Retype the whole listing verbatim and keep the pictures out of it.

--- PROVIDED DATA ---

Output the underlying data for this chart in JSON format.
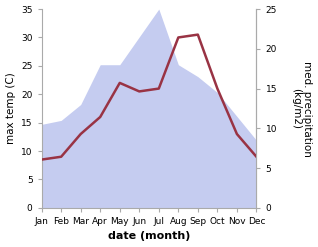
{
  "months": [
    1,
    2,
    3,
    4,
    5,
    6,
    7,
    8,
    9,
    10,
    11,
    12
  ],
  "month_labels": [
    "Jan",
    "Feb",
    "Mar",
    "Apr",
    "May",
    "Jun",
    "Jul",
    "Aug",
    "Sep",
    "Oct",
    "Nov",
    "Dec"
  ],
  "temp": [
    8.5,
    9.0,
    13.0,
    16.0,
    22.0,
    20.5,
    21.0,
    30.0,
    30.5,
    21.0,
    13.0,
    9.0
  ],
  "precip": [
    10.5,
    11.0,
    13.0,
    18.0,
    18.0,
    21.5,
    25.0,
    18.0,
    16.5,
    14.5,
    11.5,
    8.5
  ],
  "temp_color": "#993344",
  "precip_fill_color": "#c5ccf0",
  "temp_ylim": [
    0,
    35
  ],
  "precip_ylim": [
    0,
    25
  ],
  "temp_yticks": [
    0,
    5,
    10,
    15,
    20,
    25,
    30,
    35
  ],
  "precip_yticks": [
    0,
    5,
    10,
    15,
    20,
    25
  ],
  "ylabel_left": "max temp (C)",
  "ylabel_right": "med. precipitation\n(kg/m2)",
  "xlabel": "date (month)",
  "background_color": "#ffffff",
  "spine_color": "#aaaaaa",
  "tick_labelsize": 6.5,
  "ylabel_fontsize": 7.5,
  "xlabel_fontsize": 8
}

---

__RESULT FOR THIS TASK__:
Output the underlying data for this chart in JSON format.
{
  "months": [
    1,
    2,
    3,
    4,
    5,
    6,
    7,
    8,
    9,
    10,
    11,
    12
  ],
  "month_labels": [
    "Jan",
    "Feb",
    "Mar",
    "Apr",
    "May",
    "Jun",
    "Jul",
    "Aug",
    "Sep",
    "Oct",
    "Nov",
    "Dec"
  ],
  "temp": [
    8.5,
    9.0,
    13.0,
    16.0,
    22.0,
    20.5,
    21.0,
    30.0,
    30.5,
    21.0,
    13.0,
    9.0
  ],
  "precip": [
    10.5,
    11.0,
    13.0,
    18.0,
    18.0,
    21.5,
    25.0,
    18.0,
    16.5,
    14.5,
    11.5,
    8.5
  ],
  "temp_color": "#993344",
  "precip_fill_color": "#c5ccf0",
  "temp_ylim": [
    0,
    35
  ],
  "precip_ylim": [
    0,
    25
  ],
  "temp_yticks": [
    0,
    5,
    10,
    15,
    20,
    25,
    30,
    35
  ],
  "precip_yticks": [
    0,
    5,
    10,
    15,
    20,
    25
  ],
  "ylabel_left": "max temp (C)",
  "ylabel_right": "med. precipitation\n(kg/m2)",
  "xlabel": "date (month)",
  "background_color": "#ffffff",
  "spine_color": "#aaaaaa",
  "tick_labelsize": 6.5,
  "ylabel_fontsize": 7.5,
  "xlabel_fontsize": 8
}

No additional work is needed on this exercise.